§ **Source passage**:
Beers narrates for many of the shows he produces.  He narrated for several Discovery Channel series like Swords: Life on the Line, and Verminators; in addition to narrating most of Original Productions' shows (Beers narrated the pilot for Deadliest Catch but turned over series narration duties to fellow Discovery Channel personality Mike Rowe after the series was picked up), he can be heard narrating many shows on Discovery Health Channel, including Impact: Stories of Survival. In 2007, he produced and narrated Ice Road Truckers for the History Channel and narrated Ax Men in 2008 about logging. Like Deadliest Catch, both shows had their roots in a special about a dangerous occupation. In 2010 he was also the executive producer and narrator of Storage Wars on A&E.

Most recently, truTV has enlisted Beers and Original Productions for their own "dangerous occupation" series: Black Gold, a documentary about oil drillers. Beers is also executive producer and narrator for Tornado Road, a mini-series on The Weather Channel and Whisker Wars which airs on IFC.

§ **Source records**:
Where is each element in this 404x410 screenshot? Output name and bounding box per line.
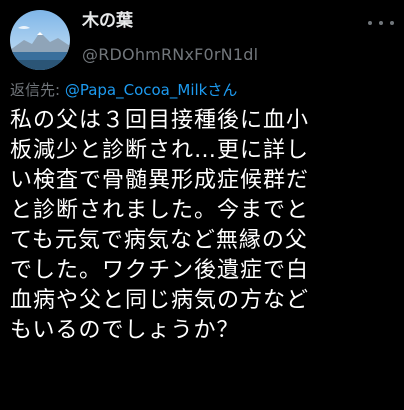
- tweet-line: ても元気で病気など無縁の父: [10, 228, 308, 253]
- avatar[interactable]: [10, 10, 70, 70]
- tweet-text: 私の父は３回目接種後に血小 板減少と診断され…更に詳し い検査で骨髄異形成症候群…: [10, 106, 400, 346]
- handle[interactable]: @RDOhmRNxF0rN1dl: [82, 44, 258, 66]
- tweet-line: 血病や父と同じ病気の方など: [10, 288, 310, 313]
- reply-to-line: 返信先: @Papa_Cocoa_Milkさん: [10, 80, 237, 100]
- reply-target-link[interactable]: @Papa_Cocoa_Milkさん: [65, 81, 238, 99]
- more-dot-icon: [390, 21, 394, 25]
- tweet-line: もいるのでしょうか？: [10, 318, 240, 343]
- author-info: 木の葉 @RDOhmRNxF0rN1dl: [82, 10, 258, 66]
- tweet-line: でした。ワクチン後遺症で白: [10, 258, 310, 283]
- tweet-line: 板減少と診断され…更に詳し: [10, 138, 310, 163]
- tweet-line: と診断されました。今までと: [10, 198, 310, 223]
- more-options-button[interactable]: [368, 14, 394, 32]
- avatar-image: [10, 10, 70, 70]
- reply-prefix: 返信先:: [10, 81, 65, 99]
- tweet-line: い検査で骨髄異形成症候群だ: [10, 168, 310, 193]
- display-name[interactable]: 木の葉: [82, 10, 258, 32]
- tweet-line: 私の父は３回目接種後に血小: [10, 108, 310, 133]
- more-dot-icon: [368, 21, 372, 25]
- more-dot-icon: [379, 21, 383, 25]
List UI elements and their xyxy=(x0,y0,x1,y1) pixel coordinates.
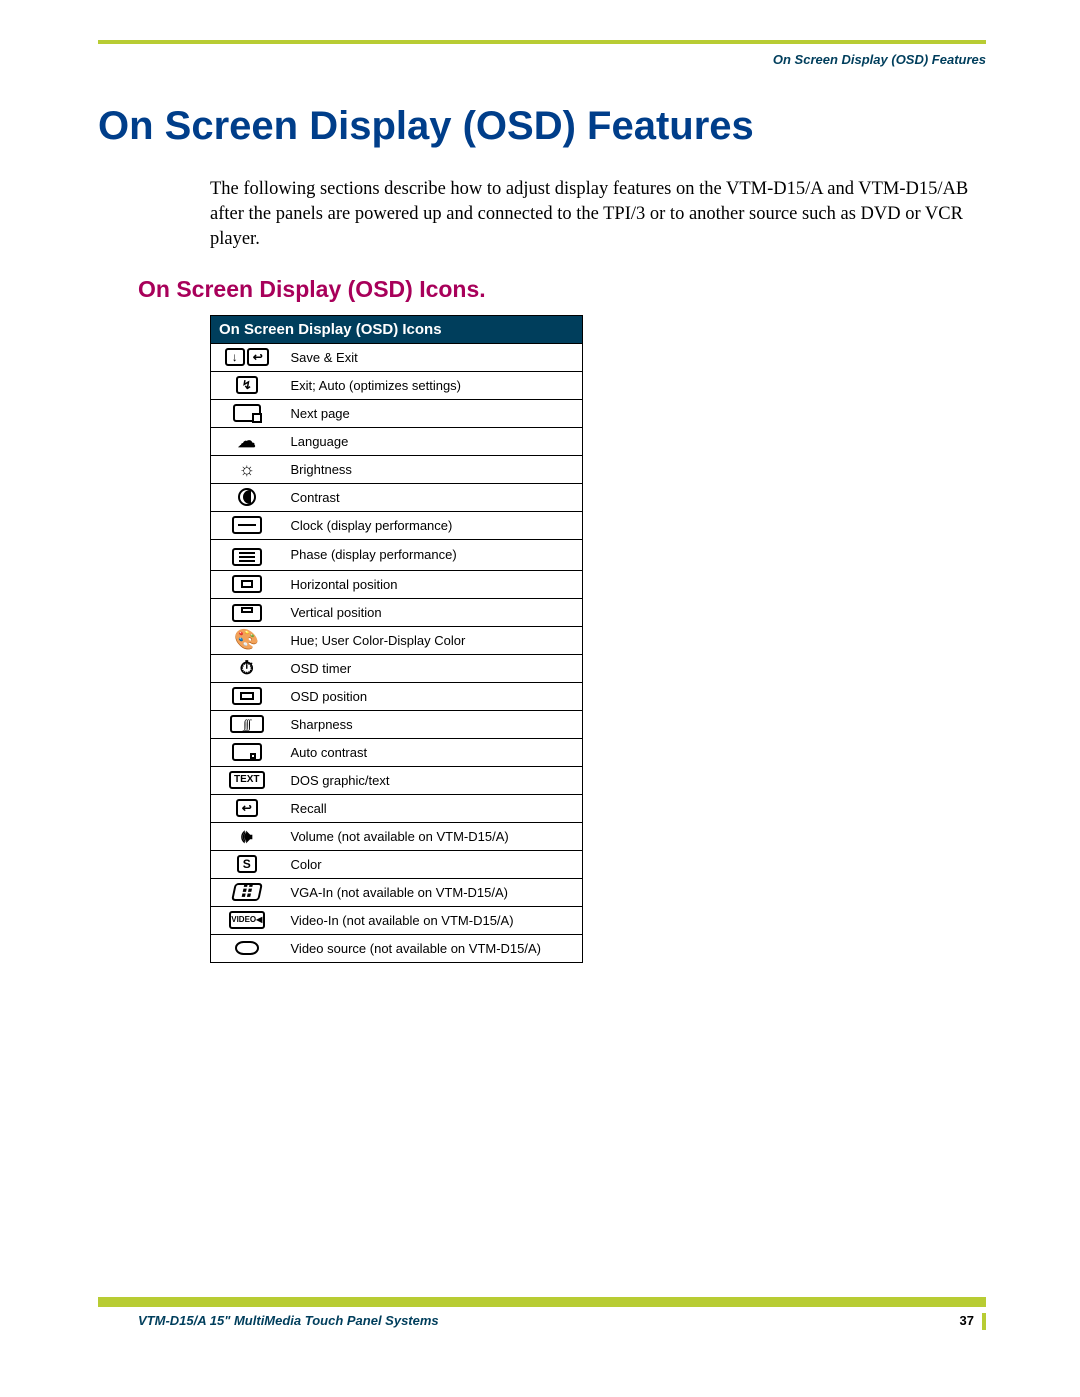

§ **Task set**:
1 – Transcribe everything in the passage on Beers's narration work from "Beers narrates for" down to "Wars on A&E.".
2 – Present as a numbered list everything in the records from the line containing "- tweet-line: ても元気で病気など無縁の父: [10, 228, 308, 253]" down to the line containing "- reply-to-line: 返信先: @Papa_Cocoa_Milkさん: [10, 80, 237, 100]", both included, omitting any blank lines.

§ **Results for each task**:
1 –
Beers narrates for many of the shows he produces.  He narrated for several Discovery Channel series like Swords: Life on the Line, and Verminators; in addition to narrating most of Original Productions' shows (Beers narrated the pilot for Deadliest Catch but turned over series narration duties to fellow Discovery Channel personality Mike Rowe after the series was picked up), he can be heard narrating many shows on Discovery Health Channel, including Impact: Stories of Survival. In 2007, he produced and narrated Ice Road Truckers for the History Channel and narrated Ax Men in 2008 about logging. Like Deadliest Catch, both shows had their roots in a special about a dangerous occupation. In 2010 he was also the executive producer and narrator of Storage Wars on A&E.

2 –
1. - tweet-line: ても元気で病気など無縁の父: [10, 228, 308, 253]
2. - avatar[interactable]: [10, 10, 70, 70]
3. - tweet-text: 私の父は３回目接種後に血小 板減少と診断され…更に詳し い検査で骨髄異形成症候群…: [10, 106, 400, 346]
4. - handle[interactable]: @RDOhmRNxF0rN1dl: [82, 44, 258, 66]
5. - tweet-line: 血病や父と同じ病気の方など: [10, 288, 310, 313]
6. - reply-to-line: 返信先: @Papa_Cocoa_Milkさん: [10, 80, 237, 100]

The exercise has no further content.